Answer with a single number, the count of lines holding the word "screenshot".

Begin

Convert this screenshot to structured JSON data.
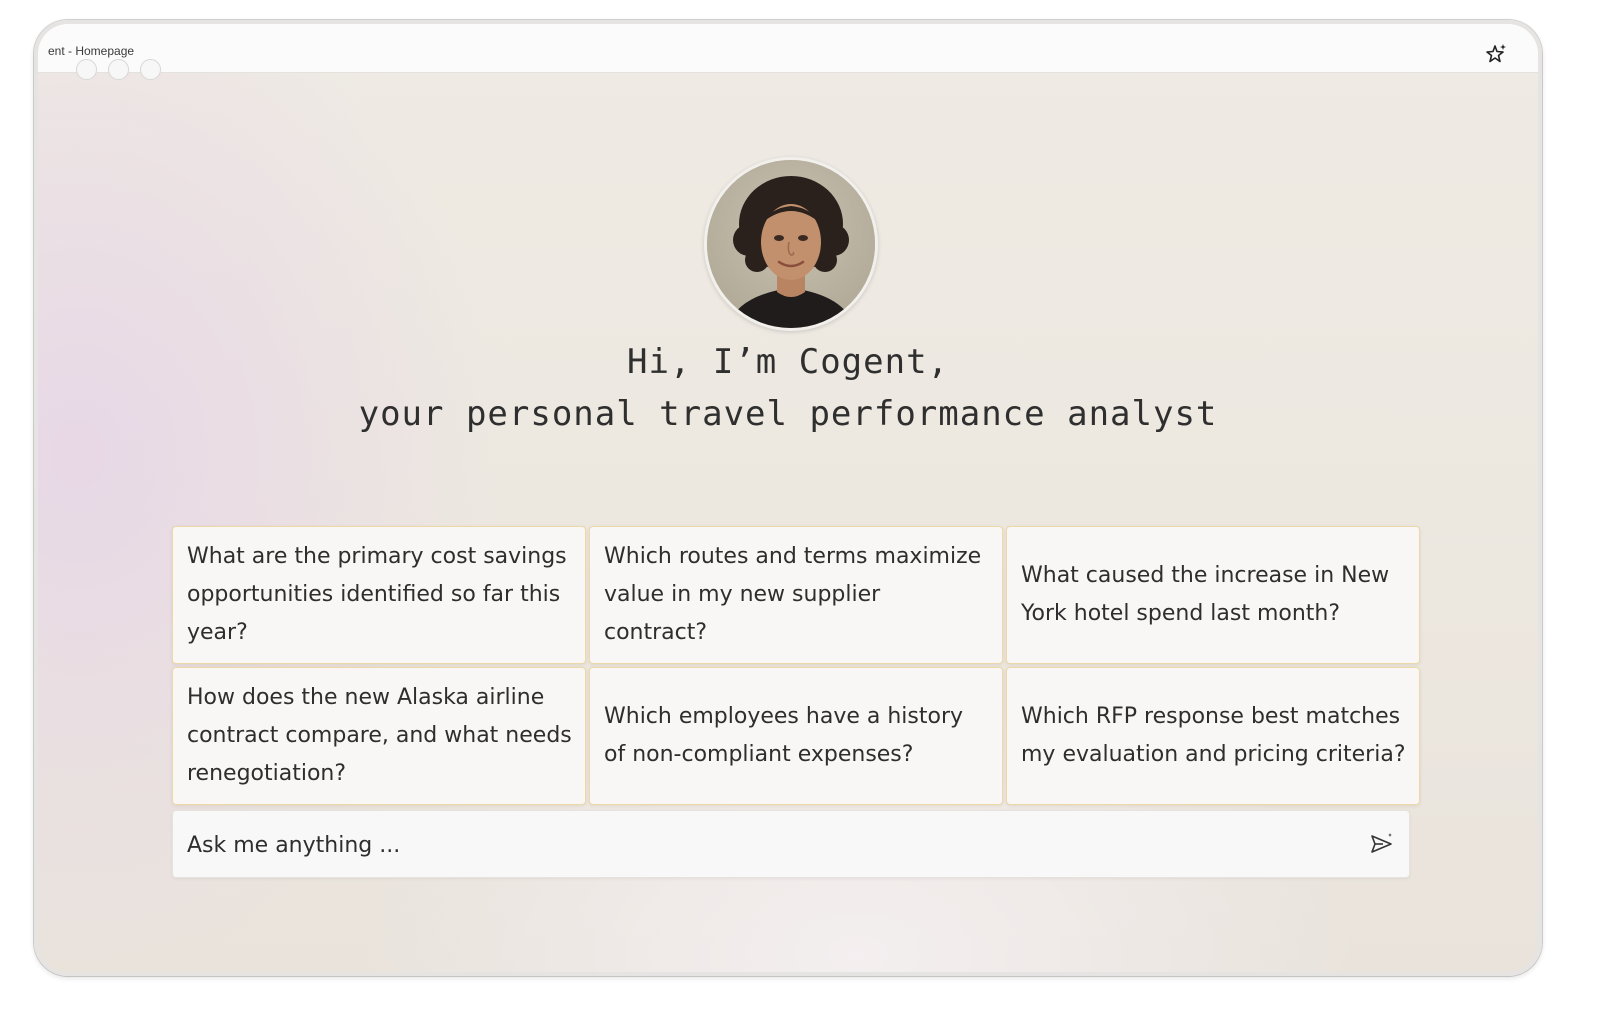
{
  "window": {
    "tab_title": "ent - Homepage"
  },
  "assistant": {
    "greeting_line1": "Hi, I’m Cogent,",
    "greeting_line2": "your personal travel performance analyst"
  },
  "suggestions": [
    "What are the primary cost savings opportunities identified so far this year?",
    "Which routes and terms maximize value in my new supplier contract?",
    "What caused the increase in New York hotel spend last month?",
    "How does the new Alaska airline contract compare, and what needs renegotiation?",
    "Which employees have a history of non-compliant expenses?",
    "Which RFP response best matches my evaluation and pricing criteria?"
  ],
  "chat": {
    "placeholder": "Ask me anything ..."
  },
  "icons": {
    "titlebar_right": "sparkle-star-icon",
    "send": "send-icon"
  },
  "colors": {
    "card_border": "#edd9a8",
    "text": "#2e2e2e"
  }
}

End
Begin

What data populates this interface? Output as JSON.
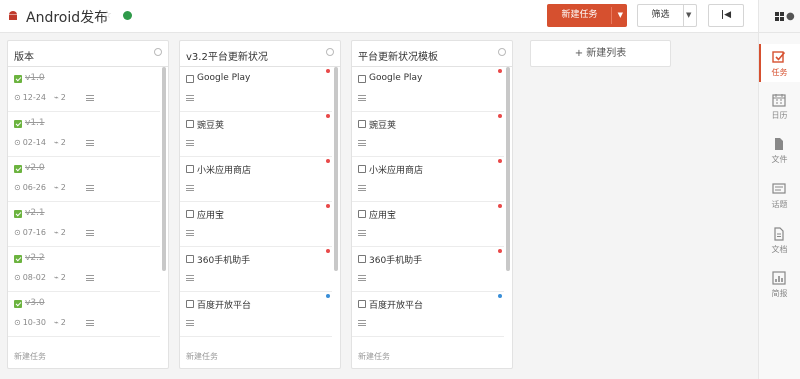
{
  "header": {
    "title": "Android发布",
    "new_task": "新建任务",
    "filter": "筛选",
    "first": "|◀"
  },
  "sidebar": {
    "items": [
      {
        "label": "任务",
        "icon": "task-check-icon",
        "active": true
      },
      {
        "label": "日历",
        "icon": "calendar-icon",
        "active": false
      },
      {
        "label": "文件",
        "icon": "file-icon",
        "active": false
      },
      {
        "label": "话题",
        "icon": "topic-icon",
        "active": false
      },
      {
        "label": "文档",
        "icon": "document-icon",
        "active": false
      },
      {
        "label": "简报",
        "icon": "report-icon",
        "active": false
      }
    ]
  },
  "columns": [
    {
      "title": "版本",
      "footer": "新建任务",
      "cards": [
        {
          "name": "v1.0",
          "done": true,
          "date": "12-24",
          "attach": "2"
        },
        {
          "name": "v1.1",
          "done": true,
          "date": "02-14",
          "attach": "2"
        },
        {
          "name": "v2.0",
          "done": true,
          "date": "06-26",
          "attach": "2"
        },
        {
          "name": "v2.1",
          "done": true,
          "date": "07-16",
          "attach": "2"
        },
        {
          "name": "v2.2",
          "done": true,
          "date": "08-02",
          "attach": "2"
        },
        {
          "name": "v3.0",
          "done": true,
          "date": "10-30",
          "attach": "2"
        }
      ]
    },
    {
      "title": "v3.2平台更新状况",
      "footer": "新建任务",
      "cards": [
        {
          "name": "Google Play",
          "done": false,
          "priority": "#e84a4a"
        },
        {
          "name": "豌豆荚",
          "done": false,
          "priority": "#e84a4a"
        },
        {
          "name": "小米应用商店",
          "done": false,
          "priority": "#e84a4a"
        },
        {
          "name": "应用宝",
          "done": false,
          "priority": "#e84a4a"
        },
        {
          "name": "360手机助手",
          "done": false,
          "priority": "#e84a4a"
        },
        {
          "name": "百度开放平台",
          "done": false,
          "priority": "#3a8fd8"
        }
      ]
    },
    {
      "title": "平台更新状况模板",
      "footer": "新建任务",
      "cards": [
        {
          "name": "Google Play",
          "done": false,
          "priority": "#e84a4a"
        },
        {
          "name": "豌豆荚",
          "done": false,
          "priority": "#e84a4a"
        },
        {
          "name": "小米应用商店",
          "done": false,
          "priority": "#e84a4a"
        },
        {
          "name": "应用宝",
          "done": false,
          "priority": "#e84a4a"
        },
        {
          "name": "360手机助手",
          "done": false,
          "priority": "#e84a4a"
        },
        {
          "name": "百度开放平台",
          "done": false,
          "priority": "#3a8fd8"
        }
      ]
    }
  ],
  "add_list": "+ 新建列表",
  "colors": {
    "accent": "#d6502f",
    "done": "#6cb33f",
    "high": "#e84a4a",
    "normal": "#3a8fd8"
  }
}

End
Begin

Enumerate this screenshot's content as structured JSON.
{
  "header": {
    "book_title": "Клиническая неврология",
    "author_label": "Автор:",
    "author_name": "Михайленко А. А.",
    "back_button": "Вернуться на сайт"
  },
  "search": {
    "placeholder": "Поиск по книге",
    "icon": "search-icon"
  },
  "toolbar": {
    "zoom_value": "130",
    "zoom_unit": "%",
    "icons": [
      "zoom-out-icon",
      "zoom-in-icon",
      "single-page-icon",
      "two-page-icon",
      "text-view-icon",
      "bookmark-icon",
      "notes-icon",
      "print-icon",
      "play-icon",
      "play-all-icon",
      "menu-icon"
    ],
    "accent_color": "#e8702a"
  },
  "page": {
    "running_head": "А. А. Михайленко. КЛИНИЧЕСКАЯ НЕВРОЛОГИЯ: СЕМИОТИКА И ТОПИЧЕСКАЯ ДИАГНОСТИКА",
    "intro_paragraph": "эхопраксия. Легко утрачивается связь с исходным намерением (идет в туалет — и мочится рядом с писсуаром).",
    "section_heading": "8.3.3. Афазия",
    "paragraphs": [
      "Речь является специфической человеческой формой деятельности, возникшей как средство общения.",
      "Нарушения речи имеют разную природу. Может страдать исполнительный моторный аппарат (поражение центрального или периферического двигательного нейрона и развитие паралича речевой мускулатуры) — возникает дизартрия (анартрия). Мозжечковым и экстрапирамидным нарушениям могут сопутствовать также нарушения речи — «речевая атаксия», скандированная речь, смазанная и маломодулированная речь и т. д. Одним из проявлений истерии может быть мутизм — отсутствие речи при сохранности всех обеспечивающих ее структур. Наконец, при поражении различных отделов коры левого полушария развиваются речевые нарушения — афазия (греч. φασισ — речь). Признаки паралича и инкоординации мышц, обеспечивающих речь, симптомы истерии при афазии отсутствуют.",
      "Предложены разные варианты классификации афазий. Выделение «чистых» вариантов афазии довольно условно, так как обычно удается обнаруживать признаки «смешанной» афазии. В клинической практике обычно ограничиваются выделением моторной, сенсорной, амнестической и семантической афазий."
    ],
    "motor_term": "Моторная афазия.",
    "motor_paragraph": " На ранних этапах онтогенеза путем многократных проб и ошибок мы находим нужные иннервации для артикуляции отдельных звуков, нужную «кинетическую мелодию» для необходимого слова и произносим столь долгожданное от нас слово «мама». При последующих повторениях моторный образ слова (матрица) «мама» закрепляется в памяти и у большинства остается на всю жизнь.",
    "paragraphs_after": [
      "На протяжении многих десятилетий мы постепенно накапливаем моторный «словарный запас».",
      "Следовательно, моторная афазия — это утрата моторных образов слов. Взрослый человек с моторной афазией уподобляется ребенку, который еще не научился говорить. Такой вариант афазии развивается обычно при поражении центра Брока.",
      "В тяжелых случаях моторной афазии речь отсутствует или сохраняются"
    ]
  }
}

End

▶ SOLUTION TO THIS EXERCISE
2